Given problem: Filter the data below for the string "this" and copy each matching line.
◆ ◆ ◆ ◆ ◆ ◆ ◆
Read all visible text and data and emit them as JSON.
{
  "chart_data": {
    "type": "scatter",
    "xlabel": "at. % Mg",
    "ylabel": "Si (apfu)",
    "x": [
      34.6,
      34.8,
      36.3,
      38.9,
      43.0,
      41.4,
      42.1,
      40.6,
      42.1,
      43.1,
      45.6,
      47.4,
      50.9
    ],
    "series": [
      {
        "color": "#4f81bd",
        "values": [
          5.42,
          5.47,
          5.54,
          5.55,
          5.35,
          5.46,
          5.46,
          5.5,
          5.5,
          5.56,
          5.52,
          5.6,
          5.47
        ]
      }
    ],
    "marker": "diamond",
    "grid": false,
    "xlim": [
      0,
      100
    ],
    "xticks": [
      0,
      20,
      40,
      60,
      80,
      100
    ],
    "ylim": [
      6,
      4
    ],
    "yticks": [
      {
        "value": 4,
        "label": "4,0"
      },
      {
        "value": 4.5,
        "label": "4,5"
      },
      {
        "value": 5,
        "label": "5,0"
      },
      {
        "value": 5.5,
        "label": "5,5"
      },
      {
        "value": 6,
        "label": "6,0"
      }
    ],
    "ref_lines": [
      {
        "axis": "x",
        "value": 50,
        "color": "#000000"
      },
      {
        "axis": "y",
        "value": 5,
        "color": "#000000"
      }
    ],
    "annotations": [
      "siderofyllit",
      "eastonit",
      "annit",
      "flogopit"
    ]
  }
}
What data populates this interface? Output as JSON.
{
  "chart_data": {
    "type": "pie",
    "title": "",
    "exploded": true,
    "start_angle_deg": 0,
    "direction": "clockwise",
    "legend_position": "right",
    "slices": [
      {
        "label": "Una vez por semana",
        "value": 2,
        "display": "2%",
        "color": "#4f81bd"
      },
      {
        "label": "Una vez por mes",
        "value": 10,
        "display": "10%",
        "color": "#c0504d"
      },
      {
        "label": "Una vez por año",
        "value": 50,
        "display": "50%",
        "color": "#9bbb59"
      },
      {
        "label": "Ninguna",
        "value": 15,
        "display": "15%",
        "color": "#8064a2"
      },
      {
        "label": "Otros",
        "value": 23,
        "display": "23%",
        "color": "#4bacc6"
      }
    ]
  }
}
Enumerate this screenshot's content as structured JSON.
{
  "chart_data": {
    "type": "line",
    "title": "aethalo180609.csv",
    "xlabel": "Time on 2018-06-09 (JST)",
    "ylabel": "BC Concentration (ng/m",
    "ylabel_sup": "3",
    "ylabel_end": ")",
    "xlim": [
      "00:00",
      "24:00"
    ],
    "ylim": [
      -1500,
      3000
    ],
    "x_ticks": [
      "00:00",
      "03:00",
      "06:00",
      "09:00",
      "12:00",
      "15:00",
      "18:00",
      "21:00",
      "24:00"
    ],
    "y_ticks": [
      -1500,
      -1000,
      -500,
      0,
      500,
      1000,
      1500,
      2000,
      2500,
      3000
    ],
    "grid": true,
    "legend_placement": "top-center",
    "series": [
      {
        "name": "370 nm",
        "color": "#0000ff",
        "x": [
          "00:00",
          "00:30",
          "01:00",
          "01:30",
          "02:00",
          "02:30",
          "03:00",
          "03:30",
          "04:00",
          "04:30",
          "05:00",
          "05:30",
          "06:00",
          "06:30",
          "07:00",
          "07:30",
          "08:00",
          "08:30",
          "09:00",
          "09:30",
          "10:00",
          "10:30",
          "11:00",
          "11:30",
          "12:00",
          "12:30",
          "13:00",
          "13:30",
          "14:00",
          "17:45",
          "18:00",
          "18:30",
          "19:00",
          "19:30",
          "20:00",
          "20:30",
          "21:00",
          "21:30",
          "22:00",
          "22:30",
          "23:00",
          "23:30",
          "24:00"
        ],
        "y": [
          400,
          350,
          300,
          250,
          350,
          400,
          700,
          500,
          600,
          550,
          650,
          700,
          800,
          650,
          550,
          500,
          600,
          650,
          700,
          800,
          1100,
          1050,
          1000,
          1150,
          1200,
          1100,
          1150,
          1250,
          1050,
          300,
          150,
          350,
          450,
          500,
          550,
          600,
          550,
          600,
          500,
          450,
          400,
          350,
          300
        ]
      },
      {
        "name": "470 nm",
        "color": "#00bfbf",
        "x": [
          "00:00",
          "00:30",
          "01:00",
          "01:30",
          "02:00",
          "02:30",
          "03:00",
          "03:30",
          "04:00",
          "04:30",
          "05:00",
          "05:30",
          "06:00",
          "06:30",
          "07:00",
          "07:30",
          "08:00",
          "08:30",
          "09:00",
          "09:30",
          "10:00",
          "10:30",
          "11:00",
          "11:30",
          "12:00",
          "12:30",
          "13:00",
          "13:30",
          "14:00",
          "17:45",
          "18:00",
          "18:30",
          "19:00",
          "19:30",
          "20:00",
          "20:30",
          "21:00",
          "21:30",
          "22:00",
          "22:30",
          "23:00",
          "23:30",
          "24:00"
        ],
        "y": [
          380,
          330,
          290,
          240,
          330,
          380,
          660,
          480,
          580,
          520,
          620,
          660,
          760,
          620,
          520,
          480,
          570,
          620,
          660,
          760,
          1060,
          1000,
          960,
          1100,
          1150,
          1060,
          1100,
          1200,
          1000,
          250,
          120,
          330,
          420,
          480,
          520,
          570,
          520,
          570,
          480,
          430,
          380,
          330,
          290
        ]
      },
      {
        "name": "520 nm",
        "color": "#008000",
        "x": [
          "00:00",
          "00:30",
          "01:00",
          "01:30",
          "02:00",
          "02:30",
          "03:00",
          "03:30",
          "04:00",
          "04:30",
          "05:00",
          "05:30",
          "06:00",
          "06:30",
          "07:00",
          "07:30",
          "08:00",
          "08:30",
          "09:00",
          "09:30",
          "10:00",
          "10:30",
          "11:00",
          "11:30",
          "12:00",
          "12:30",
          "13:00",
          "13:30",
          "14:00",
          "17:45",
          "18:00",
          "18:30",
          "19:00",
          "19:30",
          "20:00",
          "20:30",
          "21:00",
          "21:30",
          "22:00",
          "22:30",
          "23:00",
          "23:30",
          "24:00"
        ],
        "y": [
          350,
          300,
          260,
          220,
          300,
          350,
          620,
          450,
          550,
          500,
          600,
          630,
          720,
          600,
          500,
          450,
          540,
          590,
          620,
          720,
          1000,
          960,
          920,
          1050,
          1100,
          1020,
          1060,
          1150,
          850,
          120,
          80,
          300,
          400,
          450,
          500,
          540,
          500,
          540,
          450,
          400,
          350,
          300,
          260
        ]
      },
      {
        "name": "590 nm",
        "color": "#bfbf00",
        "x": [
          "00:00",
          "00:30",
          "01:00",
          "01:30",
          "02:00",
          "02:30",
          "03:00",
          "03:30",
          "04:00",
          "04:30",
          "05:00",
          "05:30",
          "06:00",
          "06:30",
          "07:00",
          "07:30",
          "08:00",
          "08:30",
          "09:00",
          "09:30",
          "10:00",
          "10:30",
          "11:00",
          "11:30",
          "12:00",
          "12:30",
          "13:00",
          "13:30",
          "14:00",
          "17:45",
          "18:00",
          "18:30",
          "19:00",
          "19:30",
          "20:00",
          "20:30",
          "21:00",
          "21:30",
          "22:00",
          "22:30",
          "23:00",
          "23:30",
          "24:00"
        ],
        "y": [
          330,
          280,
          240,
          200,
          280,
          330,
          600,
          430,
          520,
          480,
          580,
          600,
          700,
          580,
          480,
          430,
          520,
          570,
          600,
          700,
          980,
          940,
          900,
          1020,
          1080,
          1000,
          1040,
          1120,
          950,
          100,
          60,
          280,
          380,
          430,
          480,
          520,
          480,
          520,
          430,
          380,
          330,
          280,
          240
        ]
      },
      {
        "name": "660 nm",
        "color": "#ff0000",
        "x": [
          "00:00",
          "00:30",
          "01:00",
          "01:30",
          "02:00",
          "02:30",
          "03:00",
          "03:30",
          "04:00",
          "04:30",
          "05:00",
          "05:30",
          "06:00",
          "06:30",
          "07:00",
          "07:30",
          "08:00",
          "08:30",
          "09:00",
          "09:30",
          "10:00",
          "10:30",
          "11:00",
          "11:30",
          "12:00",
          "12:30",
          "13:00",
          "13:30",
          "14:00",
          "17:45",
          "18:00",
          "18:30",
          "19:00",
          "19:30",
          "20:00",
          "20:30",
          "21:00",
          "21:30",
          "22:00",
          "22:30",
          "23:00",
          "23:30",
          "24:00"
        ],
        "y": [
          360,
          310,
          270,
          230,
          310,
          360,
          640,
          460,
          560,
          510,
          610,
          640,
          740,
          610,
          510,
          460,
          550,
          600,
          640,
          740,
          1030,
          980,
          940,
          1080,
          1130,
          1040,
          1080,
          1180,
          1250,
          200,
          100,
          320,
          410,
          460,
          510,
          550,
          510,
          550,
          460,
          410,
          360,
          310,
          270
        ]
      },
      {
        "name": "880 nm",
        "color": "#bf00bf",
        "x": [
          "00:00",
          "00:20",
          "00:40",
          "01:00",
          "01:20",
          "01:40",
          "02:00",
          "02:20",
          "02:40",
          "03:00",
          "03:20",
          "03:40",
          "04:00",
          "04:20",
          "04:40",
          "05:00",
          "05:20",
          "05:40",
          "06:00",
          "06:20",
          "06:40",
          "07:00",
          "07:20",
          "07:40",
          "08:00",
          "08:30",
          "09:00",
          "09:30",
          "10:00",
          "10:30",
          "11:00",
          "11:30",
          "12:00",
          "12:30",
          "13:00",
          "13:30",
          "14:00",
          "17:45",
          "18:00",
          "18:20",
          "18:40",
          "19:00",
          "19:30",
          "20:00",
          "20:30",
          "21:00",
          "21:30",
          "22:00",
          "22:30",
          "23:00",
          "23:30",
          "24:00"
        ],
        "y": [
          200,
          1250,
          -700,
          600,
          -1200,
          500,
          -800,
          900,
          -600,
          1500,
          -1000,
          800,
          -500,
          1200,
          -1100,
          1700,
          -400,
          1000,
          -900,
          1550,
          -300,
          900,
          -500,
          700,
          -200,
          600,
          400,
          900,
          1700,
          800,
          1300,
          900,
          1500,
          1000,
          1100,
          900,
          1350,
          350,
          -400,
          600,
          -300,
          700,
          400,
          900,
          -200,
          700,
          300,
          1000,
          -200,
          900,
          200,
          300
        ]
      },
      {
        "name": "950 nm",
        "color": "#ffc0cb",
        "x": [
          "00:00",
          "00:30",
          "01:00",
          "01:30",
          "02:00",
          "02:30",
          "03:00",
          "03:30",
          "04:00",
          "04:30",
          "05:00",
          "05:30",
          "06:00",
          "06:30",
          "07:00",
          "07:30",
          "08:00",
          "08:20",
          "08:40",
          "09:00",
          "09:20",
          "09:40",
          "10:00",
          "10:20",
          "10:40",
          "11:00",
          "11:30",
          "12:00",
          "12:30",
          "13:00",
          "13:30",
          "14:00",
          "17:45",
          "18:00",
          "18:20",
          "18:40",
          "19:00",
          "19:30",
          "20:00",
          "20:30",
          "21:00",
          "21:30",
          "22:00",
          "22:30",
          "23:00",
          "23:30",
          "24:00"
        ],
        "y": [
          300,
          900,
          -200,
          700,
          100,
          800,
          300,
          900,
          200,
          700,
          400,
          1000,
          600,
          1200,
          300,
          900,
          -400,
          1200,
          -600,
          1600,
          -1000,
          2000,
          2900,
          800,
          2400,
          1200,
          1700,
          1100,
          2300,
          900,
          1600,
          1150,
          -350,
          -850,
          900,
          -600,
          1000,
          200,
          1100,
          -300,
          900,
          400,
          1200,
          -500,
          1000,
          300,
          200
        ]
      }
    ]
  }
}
◆ ◆ ◆ ◆ ◆ ◆ ◆
Problem solution:
What data populates this interface? Output as JSON.
Enumerate this screenshot's content as structured JSON.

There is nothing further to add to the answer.